Written problem: Search the material below for the string "Mbit" and list each line that holds it.

Data items:
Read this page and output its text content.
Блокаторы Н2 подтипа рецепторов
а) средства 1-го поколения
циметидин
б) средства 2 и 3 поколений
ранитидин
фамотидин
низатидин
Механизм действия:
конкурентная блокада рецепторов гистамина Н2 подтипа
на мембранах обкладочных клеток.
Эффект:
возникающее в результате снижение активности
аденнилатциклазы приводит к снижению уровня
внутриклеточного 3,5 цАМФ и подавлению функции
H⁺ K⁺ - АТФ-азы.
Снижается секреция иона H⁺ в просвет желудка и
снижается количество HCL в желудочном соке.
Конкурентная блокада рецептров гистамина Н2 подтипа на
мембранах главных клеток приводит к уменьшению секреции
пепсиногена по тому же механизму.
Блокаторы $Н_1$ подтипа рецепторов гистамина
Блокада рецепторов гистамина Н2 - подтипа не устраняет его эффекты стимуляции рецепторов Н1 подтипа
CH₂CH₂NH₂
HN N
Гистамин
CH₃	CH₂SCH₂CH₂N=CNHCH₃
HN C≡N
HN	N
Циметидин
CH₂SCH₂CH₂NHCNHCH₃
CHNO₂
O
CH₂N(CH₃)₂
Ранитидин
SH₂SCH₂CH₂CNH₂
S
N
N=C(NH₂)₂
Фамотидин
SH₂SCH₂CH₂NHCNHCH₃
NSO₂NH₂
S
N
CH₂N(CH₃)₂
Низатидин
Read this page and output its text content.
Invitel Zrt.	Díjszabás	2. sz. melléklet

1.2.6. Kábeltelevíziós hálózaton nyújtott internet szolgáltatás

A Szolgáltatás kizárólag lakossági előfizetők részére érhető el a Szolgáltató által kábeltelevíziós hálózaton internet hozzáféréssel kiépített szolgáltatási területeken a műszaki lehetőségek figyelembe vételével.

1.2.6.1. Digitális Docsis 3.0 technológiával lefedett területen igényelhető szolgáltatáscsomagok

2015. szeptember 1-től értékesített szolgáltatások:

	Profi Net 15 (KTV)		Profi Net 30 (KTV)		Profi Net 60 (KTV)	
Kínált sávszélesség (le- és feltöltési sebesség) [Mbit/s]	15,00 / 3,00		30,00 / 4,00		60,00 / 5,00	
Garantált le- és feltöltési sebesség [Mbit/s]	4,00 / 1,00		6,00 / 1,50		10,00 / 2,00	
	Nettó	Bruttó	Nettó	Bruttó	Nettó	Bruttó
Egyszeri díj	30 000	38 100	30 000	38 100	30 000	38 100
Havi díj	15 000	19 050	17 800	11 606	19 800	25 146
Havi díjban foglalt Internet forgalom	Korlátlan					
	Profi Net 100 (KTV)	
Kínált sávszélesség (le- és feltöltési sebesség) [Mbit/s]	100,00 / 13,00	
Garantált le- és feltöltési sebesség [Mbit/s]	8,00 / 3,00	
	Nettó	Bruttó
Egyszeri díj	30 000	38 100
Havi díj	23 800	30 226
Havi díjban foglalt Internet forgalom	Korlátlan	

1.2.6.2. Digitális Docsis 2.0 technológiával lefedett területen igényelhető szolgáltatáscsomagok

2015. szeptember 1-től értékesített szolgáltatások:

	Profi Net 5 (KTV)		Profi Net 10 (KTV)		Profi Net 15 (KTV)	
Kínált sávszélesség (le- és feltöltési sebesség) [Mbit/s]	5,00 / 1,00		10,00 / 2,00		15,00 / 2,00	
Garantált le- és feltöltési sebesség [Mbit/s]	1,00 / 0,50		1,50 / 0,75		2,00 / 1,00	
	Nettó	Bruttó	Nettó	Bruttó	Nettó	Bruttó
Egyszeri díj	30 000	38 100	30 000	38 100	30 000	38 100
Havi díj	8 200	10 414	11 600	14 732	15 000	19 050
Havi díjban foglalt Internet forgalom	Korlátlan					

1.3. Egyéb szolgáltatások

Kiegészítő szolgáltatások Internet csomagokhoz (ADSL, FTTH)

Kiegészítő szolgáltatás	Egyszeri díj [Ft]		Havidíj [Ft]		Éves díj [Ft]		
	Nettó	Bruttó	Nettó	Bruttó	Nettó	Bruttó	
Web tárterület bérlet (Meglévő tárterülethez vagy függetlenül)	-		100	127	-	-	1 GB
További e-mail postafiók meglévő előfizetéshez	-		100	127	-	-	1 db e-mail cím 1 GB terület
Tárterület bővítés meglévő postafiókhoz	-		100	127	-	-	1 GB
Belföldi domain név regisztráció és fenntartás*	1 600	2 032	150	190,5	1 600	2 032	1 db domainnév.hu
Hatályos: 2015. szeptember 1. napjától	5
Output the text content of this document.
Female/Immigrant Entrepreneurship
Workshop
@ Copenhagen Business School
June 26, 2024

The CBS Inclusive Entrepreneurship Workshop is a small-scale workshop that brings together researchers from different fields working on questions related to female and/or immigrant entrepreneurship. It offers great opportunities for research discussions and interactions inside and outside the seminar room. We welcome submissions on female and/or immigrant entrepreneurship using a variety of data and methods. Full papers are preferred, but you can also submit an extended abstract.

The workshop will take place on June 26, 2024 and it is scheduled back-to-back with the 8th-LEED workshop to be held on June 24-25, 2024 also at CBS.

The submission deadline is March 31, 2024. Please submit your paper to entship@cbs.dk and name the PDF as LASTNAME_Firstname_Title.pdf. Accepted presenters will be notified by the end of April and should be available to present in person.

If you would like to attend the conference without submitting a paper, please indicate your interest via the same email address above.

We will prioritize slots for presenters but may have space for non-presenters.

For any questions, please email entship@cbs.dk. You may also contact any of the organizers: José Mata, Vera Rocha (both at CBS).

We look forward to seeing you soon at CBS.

Output of the exercise:
Kínált sávszélesség (le- és feltöltési sebesség) [Mbit/s]	15,00 / 3,00		30,00 / 4,00		60,00 / 5,00	
Garantált le- és feltöltési sebesség [Mbit/s]	4,00 / 1,00		6,00 / 1,50		10,00 / 2,00	
Kínált sávszélesség (le- és feltöltési sebesség) [Mbit/s]	100,00 / 13,00	
Garantált le- és feltöltési sebesség [Mbit/s]	8,00 / 3,00	
Kínált sávszélesség (le- és feltöltési sebesség) [Mbit/s]	5,00 / 1,00		10,00 / 2,00		15,00 / 2,00	
Garantált le- és feltöltési sebesség [Mbit/s]	1,00 / 0,50		1,50 / 0,75		2,00 / 1,00	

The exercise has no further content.